TASK STATEMENT ▸ Reproduce each line of the listing exactly.

[Extracted records]
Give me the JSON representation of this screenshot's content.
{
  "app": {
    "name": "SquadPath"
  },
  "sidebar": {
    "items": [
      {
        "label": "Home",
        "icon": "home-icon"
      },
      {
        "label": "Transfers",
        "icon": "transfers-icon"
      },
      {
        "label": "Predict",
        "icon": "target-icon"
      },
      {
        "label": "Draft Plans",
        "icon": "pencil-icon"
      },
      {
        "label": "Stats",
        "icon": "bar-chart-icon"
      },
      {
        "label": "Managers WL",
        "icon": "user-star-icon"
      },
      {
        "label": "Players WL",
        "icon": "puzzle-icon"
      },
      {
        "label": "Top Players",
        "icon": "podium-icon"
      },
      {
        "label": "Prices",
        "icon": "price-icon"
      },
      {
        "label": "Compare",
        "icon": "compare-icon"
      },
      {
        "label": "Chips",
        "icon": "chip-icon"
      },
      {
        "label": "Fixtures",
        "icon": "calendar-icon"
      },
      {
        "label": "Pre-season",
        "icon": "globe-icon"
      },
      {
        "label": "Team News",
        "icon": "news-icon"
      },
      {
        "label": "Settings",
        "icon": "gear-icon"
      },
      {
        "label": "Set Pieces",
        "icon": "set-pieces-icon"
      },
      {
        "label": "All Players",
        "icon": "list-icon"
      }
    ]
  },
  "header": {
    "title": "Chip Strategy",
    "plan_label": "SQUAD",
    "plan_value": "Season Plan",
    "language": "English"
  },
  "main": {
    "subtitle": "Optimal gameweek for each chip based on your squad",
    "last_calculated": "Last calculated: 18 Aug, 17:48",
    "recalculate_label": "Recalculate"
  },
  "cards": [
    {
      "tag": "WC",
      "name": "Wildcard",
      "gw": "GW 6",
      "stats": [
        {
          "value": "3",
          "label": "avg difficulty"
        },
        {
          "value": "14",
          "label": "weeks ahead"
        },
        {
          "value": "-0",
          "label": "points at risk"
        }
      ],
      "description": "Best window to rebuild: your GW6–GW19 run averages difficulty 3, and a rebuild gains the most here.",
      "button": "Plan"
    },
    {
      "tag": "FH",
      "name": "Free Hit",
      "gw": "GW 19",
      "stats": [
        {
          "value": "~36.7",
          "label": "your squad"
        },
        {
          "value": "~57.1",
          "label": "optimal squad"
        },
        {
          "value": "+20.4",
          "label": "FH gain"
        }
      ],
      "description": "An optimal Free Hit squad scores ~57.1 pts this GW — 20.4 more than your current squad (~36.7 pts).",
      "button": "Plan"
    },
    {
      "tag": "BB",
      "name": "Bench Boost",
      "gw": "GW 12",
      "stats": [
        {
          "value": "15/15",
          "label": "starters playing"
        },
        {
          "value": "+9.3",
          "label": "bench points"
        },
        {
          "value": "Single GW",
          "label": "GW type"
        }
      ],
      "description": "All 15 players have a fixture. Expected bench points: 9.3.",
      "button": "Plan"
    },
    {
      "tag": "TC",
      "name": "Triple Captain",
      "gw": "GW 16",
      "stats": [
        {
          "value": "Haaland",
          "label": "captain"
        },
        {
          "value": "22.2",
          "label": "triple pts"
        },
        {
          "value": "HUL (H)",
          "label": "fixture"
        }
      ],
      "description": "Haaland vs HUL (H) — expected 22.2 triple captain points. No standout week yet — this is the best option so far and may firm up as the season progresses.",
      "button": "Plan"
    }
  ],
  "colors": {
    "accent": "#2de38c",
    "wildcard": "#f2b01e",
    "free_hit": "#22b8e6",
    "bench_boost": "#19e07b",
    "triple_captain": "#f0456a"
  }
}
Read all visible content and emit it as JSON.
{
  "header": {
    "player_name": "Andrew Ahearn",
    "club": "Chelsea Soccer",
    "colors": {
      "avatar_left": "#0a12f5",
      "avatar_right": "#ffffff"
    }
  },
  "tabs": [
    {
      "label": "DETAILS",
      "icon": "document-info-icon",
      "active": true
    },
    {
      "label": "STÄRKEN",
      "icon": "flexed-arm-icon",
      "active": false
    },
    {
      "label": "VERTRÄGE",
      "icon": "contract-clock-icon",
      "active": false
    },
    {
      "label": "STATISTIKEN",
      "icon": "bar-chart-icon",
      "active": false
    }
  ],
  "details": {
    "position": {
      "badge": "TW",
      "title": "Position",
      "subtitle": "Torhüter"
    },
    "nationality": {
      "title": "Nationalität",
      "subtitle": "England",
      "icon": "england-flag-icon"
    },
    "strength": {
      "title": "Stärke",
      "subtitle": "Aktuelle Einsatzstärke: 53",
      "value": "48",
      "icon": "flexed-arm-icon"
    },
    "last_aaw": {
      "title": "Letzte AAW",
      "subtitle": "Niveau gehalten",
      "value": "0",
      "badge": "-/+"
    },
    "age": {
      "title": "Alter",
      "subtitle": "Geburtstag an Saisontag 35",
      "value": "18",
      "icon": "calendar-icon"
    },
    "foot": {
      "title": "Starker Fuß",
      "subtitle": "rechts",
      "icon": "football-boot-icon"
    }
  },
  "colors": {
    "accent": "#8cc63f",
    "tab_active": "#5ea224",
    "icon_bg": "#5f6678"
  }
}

WORKED SOLUTION ▸
Give me the JSON representation of this screenshot's content.
{
  "app": {
    "name": "SquadPath"
  },
  "sidebar": {
    "items": [
      {
        "label": "Home",
        "icon": "home-icon"
      },
      {
        "label": "Transfers",
        "icon": "transfers-icon"
      },
      {
        "label": "Predict",
        "icon": "target-icon"
      },
      {
        "label": "Draft Plans",
        "icon": "pencil-icon"
      },
      {
        "label": "Stats",
        "icon": "bar-chart-icon"
      },
      {
        "label": "Managers WL",
        "icon": "user-star-icon"
      },
      {
        "label": "Players WL",
        "icon": "puzzle-icon"
      },
      {
        "label": "Top Players",
        "icon": "podium-icon"
      },
      {
        "label": "Prices",
        "icon": "price-icon"
      },
      {
        "label": "Compare",
        "icon": "compare-icon"
      },
      {
        "label": "Chips",
        "icon": "chip-icon"
      },
      {
        "label": "Fixtures",
        "icon": "calendar-icon"
      },
      {
        "label": "Pre-season",
        "icon": "globe-icon"
      },
      {
        "label": "Team News",
        "icon": "news-icon"
      },
      {
        "label": "Settings",
        "icon": "gear-icon"
      },
      {
        "label": "Set Pieces",
        "icon": "set-pieces-icon"
      },
      {
        "label": "All Players",
        "icon": "list-icon"
      }
    ]
  },
  "header": {
    "title": "Chip Strategy",
    "plan_label": "SQUAD",
    "plan_value": "Season Plan",
    "language": "English"
  },
  "main": {
    "subtitle": "Optimal gameweek for each chip based on your squad",
    "last_calculated": "Last calculated: 18 Aug, 17:48",
    "recalculate_label": "Recalculate"
  },
  "cards": [
    {
      "tag": "WC",
      "name": "Wildcard",
      "gw": "GW 6",
      "stats": [
        {
          "value": "3",
          "label": "avg difficulty"
        },
        {
          "value": "14",
          "label": "weeks ahead"
        },
        {
          "value": "-0",
          "label": "points at risk"
        }
      ],
      "description": "Best window to rebuild: your GW6–GW19 run averages difficulty 3, and a rebuild gains the most here.",
      "button": "Plan"
    },
    {
      "tag": "FH",
      "name": "Free Hit",
      "gw": "GW 19",
      "stats": [
        {
          "value": "~36.7",
          "label": "your squad"
        },
        {
          "value": "~57.1",
          "label": "optimal squad"
        },
        {
          "value": "+20.4",
          "label": "FH gain"
        }
      ],
      "description": "An optimal Free Hit squad scores ~57.1 pts this GW — 20.4 more than your current squad (~36.7 pts).",
      "button": "Plan"
    },
    {
      "tag": "BB",
      "name": "Bench Boost",
      "gw": "GW 12",
      "stats": [
        {
          "value": "15/15",
          "label": "starters playing"
        },
        {
          "value": "+9.3",
          "label": "bench points"
        },
        {
          "value": "Single GW",
          "label": "GW type"
        }
      ],
      "description": "All 15 players have a fixture. Expected bench points: 9.3.",
      "button": "Plan"
    },
    {
      "tag": "TC",
      "name": "Triple Captain",
      "gw": "GW 16",
      "stats": [
        {
          "value": "Haaland",
          "label": "captain"
        },
        {
          "value": "22.2",
          "label": "triple pts"
        },
        {
          "value": "HUL (H)",
          "label": "fixture"
        }
      ],
      "description": "Haaland vs HUL (H) — expected 22.2 triple captain points. No standout week yet — this is the best option so far and may firm up as the season progresses.",
      "button": "Plan"
    }
  ],
  "colors": {
    "accent": "#2de38c",
    "wildcard": "#f2b01e",
    "free_hit": "#22b8e6",
    "bench_boost": "#19e07b",
    "triple_captain": "#f0456a"
  }
}
Read all visible content and emit it as JSON.
{
  "header": {
    "player_name": "Andrew Ahearn",
    "club": "Chelsea Soccer",
    "colors": {
      "avatar_left": "#0a12f5",
      "avatar_right": "#ffffff"
    }
  },
  "tabs": [
    {
      "label": "DETAILS",
      "icon": "document-info-icon",
      "active": true
    },
    {
      "label": "STÄRKEN",
      "icon": "flexed-arm-icon",
      "active": false
    },
    {
      "label": "VERTRÄGE",
      "icon": "contract-clock-icon",
      "active": false
    },
    {
      "label": "STATISTIKEN",
      "icon": "bar-chart-icon",
      "active": false
    }
  ],
  "details": {
    "position": {
      "badge": "TW",
      "title": "Position",
      "subtitle": "Torhüter"
    },
    "nationality": {
      "title": "Nationalität",
      "subtitle": "England",
      "icon": "england-flag-icon"
    },
    "strength": {
      "title": "Stärke",
      "subtitle": "Aktuelle Einsatzstärke: 53",
      "value": "48",
      "icon": "flexed-arm-icon"
    },
    "last_aaw": {
      "title": "Letzte AAW",
      "subtitle": "Niveau gehalten",
      "value": "0",
      "badge": "-/+"
    },
    "age": {
      "title": "Alter",
      "subtitle": "Geburtstag an Saisontag 35",
      "value": "18",
      "icon": "calendar-icon"
    },
    "foot": {
      "title": "Starker Fuß",
      "subtitle": "rechts",
      "icon": "football-boot-icon"
    }
  },
  "colors": {
    "accent": "#8cc63f",
    "tab_active": "#5ea224",
    "icon_bg": "#5f6678"
  }
}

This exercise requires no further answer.